— Start of Given data —
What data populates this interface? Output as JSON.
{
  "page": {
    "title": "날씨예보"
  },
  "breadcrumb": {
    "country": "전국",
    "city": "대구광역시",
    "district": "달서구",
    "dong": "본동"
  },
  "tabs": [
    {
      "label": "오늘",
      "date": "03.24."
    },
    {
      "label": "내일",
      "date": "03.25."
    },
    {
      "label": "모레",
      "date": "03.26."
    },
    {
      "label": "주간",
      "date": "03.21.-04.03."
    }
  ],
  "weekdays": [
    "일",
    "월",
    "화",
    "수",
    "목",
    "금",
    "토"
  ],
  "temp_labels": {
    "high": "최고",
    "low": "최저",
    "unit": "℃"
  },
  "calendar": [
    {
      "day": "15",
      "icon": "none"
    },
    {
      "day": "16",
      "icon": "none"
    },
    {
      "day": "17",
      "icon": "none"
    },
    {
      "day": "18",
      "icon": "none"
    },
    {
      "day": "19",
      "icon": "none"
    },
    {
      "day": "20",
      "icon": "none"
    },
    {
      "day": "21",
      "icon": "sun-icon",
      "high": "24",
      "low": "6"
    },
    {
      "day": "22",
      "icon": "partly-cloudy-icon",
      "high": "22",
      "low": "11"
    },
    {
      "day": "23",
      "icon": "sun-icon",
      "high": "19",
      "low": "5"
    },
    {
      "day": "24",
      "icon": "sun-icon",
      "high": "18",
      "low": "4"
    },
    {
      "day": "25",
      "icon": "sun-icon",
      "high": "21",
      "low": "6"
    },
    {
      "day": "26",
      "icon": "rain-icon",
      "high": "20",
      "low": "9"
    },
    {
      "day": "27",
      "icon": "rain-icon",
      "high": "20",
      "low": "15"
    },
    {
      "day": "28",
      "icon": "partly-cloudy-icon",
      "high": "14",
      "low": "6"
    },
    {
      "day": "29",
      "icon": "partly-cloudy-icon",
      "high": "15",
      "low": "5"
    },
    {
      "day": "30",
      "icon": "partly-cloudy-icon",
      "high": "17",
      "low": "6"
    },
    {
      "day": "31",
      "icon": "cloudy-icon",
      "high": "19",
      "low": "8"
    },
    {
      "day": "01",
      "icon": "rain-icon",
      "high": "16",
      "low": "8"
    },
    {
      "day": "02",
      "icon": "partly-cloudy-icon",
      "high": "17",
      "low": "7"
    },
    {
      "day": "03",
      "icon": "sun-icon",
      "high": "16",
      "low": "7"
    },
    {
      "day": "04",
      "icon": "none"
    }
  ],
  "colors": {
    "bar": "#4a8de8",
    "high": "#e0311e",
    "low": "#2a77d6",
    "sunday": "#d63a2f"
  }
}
— End of Given data —
== Work instructions ==
All entries must be repeated verbatim.

== Result of this exercise ==
What data populates this interface? Output as JSON.
{
  "page": {
    "title": "날씨예보"
  },
  "breadcrumb": {
    "country": "전국",
    "city": "대구광역시",
    "district": "달서구",
    "dong": "본동"
  },
  "tabs": [
    {
      "label": "오늘",
      "date": "03.24."
    },
    {
      "label": "내일",
      "date": "03.25."
    },
    {
      "label": "모레",
      "date": "03.26."
    },
    {
      "label": "주간",
      "date": "03.21.-04.03."
    }
  ],
  "weekdays": [
    "일",
    "월",
    "화",
    "수",
    "목",
    "금",
    "토"
  ],
  "temp_labels": {
    "high": "최고",
    "low": "최저",
    "unit": "℃"
  },
  "calendar": [
    {
      "day": "15",
      "icon": "none"
    },
    {
      "day": "16",
      "icon": "none"
    },
    {
      "day": "17",
      "icon": "none"
    },
    {
      "day": "18",
      "icon": "none"
    },
    {
      "day": "19",
      "icon": "none"
    },
    {
      "day": "20",
      "icon": "none"
    },
    {
      "day": "21",
      "icon": "sun-icon",
      "high": "24",
      "low": "6"
    },
    {
      "day": "22",
      "icon": "partly-cloudy-icon",
      "high": "22",
      "low": "11"
    },
    {
      "day": "23",
      "icon": "sun-icon",
      "high": "19",
      "low": "5"
    },
    {
      "day": "24",
      "icon": "sun-icon",
      "high": "18",
      "low": "4"
    },
    {
      "day": "25",
      "icon": "sun-icon",
      "high": "21",
      "low": "6"
    },
    {
      "day": "26",
      "icon": "rain-icon",
      "high": "20",
      "low": "9"
    },
    {
      "day": "27",
      "icon": "rain-icon",
      "high": "20",
      "low": "15"
    },
    {
      "day": "28",
      "icon": "partly-cloudy-icon",
      "high": "14",
      "low": "6"
    },
    {
      "day": "29",
      "icon": "partly-cloudy-icon",
      "high": "15",
      "low": "5"
    },
    {
      "day": "30",
      "icon": "partly-cloudy-icon",
      "high": "17",
      "low": "6"
    },
    {
      "day": "31",
      "icon": "cloudy-icon",
      "high": "19",
      "low": "8"
    },
    {
      "day": "01",
      "icon": "rain-icon",
      "high": "16",
      "low": "8"
    },
    {
      "day": "02",
      "icon": "partly-cloudy-icon",
      "high": "17",
      "low": "7"
    },
    {
      "day": "03",
      "icon": "sun-icon",
      "high": "16",
      "low": "7"
    },
    {
      "day": "04",
      "icon": "none"
    }
  ],
  "colors": {
    "bar": "#4a8de8",
    "high": "#e0311e",
    "low": "#2a77d6",
    "sunday": "#d63a2f"
  }
}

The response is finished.